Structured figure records

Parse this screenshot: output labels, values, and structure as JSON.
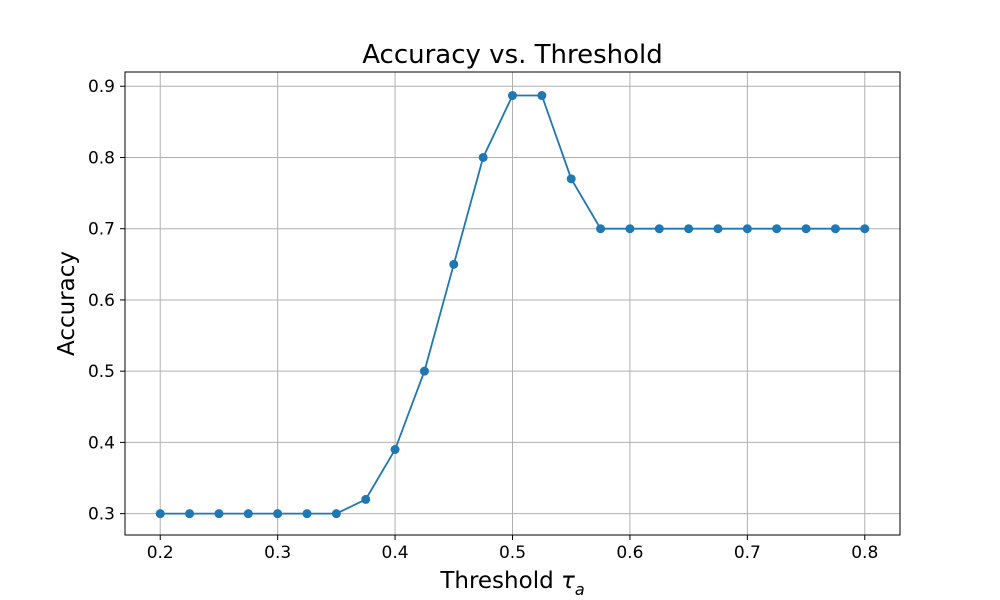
{
  "chart_data": {
    "type": "line",
    "title": "Accuracy vs. Threshold",
    "xlabel_main": "Threshold ",
    "xlabel_symbol": "τ",
    "xlabel_subscript": "a",
    "ylabel": "Accuracy",
    "xlim": [
      0.17,
      0.83
    ],
    "ylim": [
      0.27,
      0.92
    ],
    "xticks": [
      0.2,
      0.3,
      0.4,
      0.5,
      0.6,
      0.7,
      0.8
    ],
    "xtick_labels": [
      "0.2",
      "0.3",
      "0.4",
      "0.5",
      "0.6",
      "0.7",
      "0.8"
    ],
    "yticks": [
      0.3,
      0.4,
      0.5,
      0.6,
      0.7,
      0.8,
      0.9
    ],
    "ytick_labels": [
      "0.3",
      "0.4",
      "0.5",
      "0.6",
      "0.7",
      "0.8",
      "0.9"
    ],
    "grid": true,
    "color": "#1f77b4",
    "series": [
      {
        "x": [
          0.2,
          0.225,
          0.25,
          0.275,
          0.3,
          0.325,
          0.35,
          0.375,
          0.4,
          0.425,
          0.45,
          0.475,
          0.5,
          0.525,
          0.55,
          0.575,
          0.6,
          0.625,
          0.65,
          0.675,
          0.7,
          0.725,
          0.75,
          0.775,
          0.8
        ],
        "y": [
          0.3,
          0.3,
          0.3,
          0.3,
          0.3,
          0.3,
          0.3,
          0.32,
          0.39,
          0.5,
          0.65,
          0.8,
          0.887,
          0.887,
          0.77,
          0.7,
          0.7,
          0.7,
          0.7,
          0.7,
          0.7,
          0.7,
          0.7,
          0.7,
          0.7
        ]
      }
    ]
  }
}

▶ What is asked: Where a line in the entries holds the word "Threshold", copy that line.

▶ Task output:
    "title": "Accuracy vs. Threshold",
    "xlabel_main": "Threshold ",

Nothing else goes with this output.